▶ [Stated exercise] Print all the data, keeping every line exactly as it is.

▶ [The input]

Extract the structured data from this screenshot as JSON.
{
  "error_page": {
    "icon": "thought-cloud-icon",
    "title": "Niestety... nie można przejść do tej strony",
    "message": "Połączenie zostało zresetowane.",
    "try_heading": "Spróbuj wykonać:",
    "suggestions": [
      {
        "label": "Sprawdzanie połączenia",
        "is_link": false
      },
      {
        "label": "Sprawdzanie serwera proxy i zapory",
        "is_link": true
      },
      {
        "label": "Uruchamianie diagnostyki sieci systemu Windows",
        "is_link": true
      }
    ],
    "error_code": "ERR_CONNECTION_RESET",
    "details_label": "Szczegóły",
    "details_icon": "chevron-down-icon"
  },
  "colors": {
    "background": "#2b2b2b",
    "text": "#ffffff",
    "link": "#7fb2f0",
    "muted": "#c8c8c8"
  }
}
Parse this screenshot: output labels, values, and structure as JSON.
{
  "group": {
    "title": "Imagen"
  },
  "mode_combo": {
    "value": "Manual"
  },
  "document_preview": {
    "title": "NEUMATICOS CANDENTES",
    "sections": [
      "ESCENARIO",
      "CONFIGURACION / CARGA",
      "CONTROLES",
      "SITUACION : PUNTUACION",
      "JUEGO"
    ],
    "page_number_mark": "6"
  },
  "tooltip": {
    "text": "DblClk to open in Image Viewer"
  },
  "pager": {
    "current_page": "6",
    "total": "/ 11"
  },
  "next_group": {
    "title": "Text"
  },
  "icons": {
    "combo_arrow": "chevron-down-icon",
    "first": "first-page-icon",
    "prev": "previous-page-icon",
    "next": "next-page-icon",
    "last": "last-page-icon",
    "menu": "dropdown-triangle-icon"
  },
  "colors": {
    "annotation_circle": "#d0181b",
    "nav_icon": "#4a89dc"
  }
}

▶ [Task solution]
Extract the structured data from this screenshot as JSON.
{
  "error_page": {
    "icon": "thought-cloud-icon",
    "title": "Niestety... nie można przejść do tej strony",
    "message": "Połączenie zostało zresetowane.",
    "try_heading": "Spróbuj wykonać:",
    "suggestions": [
      {
        "label": "Sprawdzanie połączenia",
        "is_link": false
      },
      {
        "label": "Sprawdzanie serwera proxy i zapory",
        "is_link": true
      },
      {
        "label": "Uruchamianie diagnostyki sieci systemu Windows",
        "is_link": true
      }
    ],
    "error_code": "ERR_CONNECTION_RESET",
    "details_label": "Szczegóły",
    "details_icon": "chevron-down-icon"
  },
  "colors": {
    "background": "#2b2b2b",
    "text": "#ffffff",
    "link": "#7fb2f0",
    "muted": "#c8c8c8"
  }
}
Parse this screenshot: output labels, values, and structure as JSON.
{
  "group": {
    "title": "Imagen"
  },
  "mode_combo": {
    "value": "Manual"
  },
  "document_preview": {
    "title": "NEUMATICOS CANDENTES",
    "sections": [
      "ESCENARIO",
      "CONFIGURACION / CARGA",
      "CONTROLES",
      "SITUACION : PUNTUACION",
      "JUEGO"
    ],
    "page_number_mark": "6"
  },
  "tooltip": {
    "text": "DblClk to open in Image Viewer"
  },
  "pager": {
    "current_page": "6",
    "total": "/ 11"
  },
  "next_group": {
    "title": "Text"
  },
  "icons": {
    "combo_arrow": "chevron-down-icon",
    "first": "first-page-icon",
    "prev": "previous-page-icon",
    "next": "next-page-icon",
    "last": "last-page-icon",
    "menu": "dropdown-triangle-icon"
  },
  "colors": {
    "annotation_circle": "#d0181b",
    "nav_icon": "#4a89dc"
  }
}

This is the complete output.